Retype all of the entries word for word.

# Items from a dataset
** Begin **

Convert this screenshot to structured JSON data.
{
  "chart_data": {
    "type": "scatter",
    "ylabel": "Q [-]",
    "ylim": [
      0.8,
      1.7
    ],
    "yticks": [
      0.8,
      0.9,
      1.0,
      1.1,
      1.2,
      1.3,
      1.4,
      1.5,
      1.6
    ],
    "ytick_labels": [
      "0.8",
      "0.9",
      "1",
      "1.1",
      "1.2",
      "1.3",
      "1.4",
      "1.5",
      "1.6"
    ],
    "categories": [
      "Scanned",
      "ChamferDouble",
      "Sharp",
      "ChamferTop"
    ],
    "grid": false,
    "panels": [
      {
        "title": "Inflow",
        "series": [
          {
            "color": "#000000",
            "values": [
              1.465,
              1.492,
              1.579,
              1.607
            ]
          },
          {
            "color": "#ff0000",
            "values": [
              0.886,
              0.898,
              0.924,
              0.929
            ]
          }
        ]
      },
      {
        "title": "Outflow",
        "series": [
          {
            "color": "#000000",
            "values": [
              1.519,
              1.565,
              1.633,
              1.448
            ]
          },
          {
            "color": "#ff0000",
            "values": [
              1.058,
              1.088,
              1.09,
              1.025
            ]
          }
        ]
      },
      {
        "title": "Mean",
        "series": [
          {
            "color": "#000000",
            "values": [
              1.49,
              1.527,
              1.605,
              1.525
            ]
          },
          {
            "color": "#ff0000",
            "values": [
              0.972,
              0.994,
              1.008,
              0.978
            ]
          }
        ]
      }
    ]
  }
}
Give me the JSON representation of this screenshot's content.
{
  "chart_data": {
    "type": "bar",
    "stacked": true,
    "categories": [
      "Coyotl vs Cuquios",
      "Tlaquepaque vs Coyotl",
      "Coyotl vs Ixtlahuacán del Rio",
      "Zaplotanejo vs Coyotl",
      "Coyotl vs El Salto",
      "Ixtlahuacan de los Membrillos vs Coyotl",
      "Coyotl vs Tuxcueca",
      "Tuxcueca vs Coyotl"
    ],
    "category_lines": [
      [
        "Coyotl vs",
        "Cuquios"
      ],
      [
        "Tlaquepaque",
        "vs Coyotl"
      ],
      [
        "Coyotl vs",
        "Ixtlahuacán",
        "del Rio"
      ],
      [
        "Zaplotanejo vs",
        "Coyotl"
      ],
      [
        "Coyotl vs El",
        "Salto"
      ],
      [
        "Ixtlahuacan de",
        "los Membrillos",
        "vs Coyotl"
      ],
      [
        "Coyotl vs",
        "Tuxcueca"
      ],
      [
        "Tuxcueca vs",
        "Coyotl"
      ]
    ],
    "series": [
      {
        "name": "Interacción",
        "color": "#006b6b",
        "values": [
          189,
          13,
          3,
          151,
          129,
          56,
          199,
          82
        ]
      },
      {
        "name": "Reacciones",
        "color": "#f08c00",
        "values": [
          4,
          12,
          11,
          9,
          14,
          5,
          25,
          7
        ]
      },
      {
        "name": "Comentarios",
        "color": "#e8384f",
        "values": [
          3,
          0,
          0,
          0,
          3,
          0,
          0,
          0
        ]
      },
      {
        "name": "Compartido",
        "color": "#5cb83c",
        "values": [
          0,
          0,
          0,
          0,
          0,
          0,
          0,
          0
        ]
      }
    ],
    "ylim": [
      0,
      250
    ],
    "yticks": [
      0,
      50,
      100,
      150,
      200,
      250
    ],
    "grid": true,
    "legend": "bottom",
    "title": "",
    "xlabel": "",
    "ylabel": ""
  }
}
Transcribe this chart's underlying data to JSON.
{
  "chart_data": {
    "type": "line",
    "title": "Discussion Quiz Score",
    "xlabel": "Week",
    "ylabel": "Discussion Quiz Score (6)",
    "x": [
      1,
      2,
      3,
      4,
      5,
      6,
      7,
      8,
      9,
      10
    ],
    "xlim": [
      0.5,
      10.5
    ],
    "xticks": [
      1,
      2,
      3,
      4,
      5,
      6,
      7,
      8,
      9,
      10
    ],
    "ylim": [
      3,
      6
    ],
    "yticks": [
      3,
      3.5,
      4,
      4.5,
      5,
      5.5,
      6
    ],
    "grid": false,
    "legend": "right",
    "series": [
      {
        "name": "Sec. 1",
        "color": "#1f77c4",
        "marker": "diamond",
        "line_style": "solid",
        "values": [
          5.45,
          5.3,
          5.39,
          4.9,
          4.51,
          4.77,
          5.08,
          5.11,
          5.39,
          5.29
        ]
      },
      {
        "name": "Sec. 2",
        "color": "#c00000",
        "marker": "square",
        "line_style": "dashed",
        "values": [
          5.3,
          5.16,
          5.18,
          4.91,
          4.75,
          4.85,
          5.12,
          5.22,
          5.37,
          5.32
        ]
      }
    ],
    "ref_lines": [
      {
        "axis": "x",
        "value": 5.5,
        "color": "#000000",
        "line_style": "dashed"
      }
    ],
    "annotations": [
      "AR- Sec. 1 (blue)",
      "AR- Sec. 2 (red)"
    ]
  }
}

** End **

# Exercise result
Convert this screenshot to structured JSON data.
{
  "chart_data": {
    "type": "scatter",
    "ylabel": "Q [-]",
    "ylim": [
      0.8,
      1.7
    ],
    "yticks": [
      0.8,
      0.9,
      1.0,
      1.1,
      1.2,
      1.3,
      1.4,
      1.5,
      1.6
    ],
    "ytick_labels": [
      "0.8",
      "0.9",
      "1",
      "1.1",
      "1.2",
      "1.3",
      "1.4",
      "1.5",
      "1.6"
    ],
    "categories": [
      "Scanned",
      "ChamferDouble",
      "Sharp",
      "ChamferTop"
    ],
    "grid": false,
    "panels": [
      {
        "title": "Inflow",
        "series": [
          {
            "color": "#000000",
            "values": [
              1.465,
              1.492,
              1.579,
              1.607
            ]
          },
          {
            "color": "#ff0000",
            "values": [
              0.886,
              0.898,
              0.924,
              0.929
            ]
          }
        ]
      },
      {
        "title": "Outflow",
        "series": [
          {
            "color": "#000000",
            "values": [
              1.519,
              1.565,
              1.633,
              1.448
            ]
          },
          {
            "color": "#ff0000",
            "values": [
              1.058,
              1.088,
              1.09,
              1.025
            ]
          }
        ]
      },
      {
        "title": "Mean",
        "series": [
          {
            "color": "#000000",
            "values": [
              1.49,
              1.527,
              1.605,
              1.525
            ]
          },
          {
            "color": "#ff0000",
            "values": [
              0.972,
              0.994,
              1.008,
              0.978
            ]
          }
        ]
      }
    ]
  }
}
Give me the JSON representation of this screenshot's content.
{
  "chart_data": {
    "type": "bar",
    "stacked": true,
    "categories": [
      "Coyotl vs Cuquios",
      "Tlaquepaque vs Coyotl",
      "Coyotl vs Ixtlahuacán del Rio",
      "Zaplotanejo vs Coyotl",
      "Coyotl vs El Salto",
      "Ixtlahuacan de los Membrillos vs Coyotl",
      "Coyotl vs Tuxcueca",
      "Tuxcueca vs Coyotl"
    ],
    "category_lines": [
      [
        "Coyotl vs",
        "Cuquios"
      ],
      [
        "Tlaquepaque",
        "vs Coyotl"
      ],
      [
        "Coyotl vs",
        "Ixtlahuacán",
        "del Rio"
      ],
      [
        "Zaplotanejo vs",
        "Coyotl"
      ],
      [
        "Coyotl vs El",
        "Salto"
      ],
      [
        "Ixtlahuacan de",
        "los Membrillos",
        "vs Coyotl"
      ],
      [
        "Coyotl vs",
        "Tuxcueca"
      ],
      [
        "Tuxcueca vs",
        "Coyotl"
      ]
    ],
    "series": [
      {
        "name": "Interacción",
        "color": "#006b6b",
        "values": [
          189,
          13,
          3,
          151,
          129,
          56,
          199,
          82
        ]
      },
      {
        "name": "Reacciones",
        "color": "#f08c00",
        "values": [
          4,
          12,
          11,
          9,
          14,
          5,
          25,
          7
        ]
      },
      {
        "name": "Comentarios",
        "color": "#e8384f",
        "values": [
          3,
          0,
          0,
          0,
          3,
          0,
          0,
          0
        ]
      },
      {
        "name": "Compartido",
        "color": "#5cb83c",
        "values": [
          0,
          0,
          0,
          0,
          0,
          0,
          0,
          0
        ]
      }
    ],
    "ylim": [
      0,
      250
    ],
    "yticks": [
      0,
      50,
      100,
      150,
      200,
      250
    ],
    "grid": true,
    "legend": "bottom",
    "title": "",
    "xlabel": "",
    "ylabel": ""
  }
}
Transcribe this chart's underlying data to JSON.
{
  "chart_data": {
    "type": "line",
    "title": "Discussion Quiz Score",
    "xlabel": "Week",
    "ylabel": "Discussion Quiz Score (6)",
    "x": [
      1,
      2,
      3,
      4,
      5,
      6,
      7,
      8,
      9,
      10
    ],
    "xlim": [
      0.5,
      10.5
    ],
    "xticks": [
      1,
      2,
      3,
      4,
      5,
      6,
      7,
      8,
      9,
      10
    ],
    "ylim": [
      3,
      6
    ],
    "yticks": [
      3,
      3.5,
      4,
      4.5,
      5,
      5.5,
      6
    ],
    "grid": false,
    "legend": "right",
    "series": [
      {
        "name": "Sec. 1",
        "color": "#1f77c4",
        "marker": "diamond",
        "line_style": "solid",
        "values": [
          5.45,
          5.3,
          5.39,
          4.9,
          4.51,
          4.77,
          5.08,
          5.11,
          5.39,
          5.29
        ]
      },
      {
        "name": "Sec. 2",
        "color": "#c00000",
        "marker": "square",
        "line_style": "dashed",
        "values": [
          5.3,
          5.16,
          5.18,
          4.91,
          4.75,
          4.85,
          5.12,
          5.22,
          5.37,
          5.32
        ]
      }
    ],
    "ref_lines": [
      {
        "axis": "x",
        "value": 5.5,
        "color": "#000000",
        "line_style": "dashed"
      }
    ],
    "annotations": [
      "AR- Sec. 1 (blue)",
      "AR- Sec. 2 (red)"
    ]
  }
}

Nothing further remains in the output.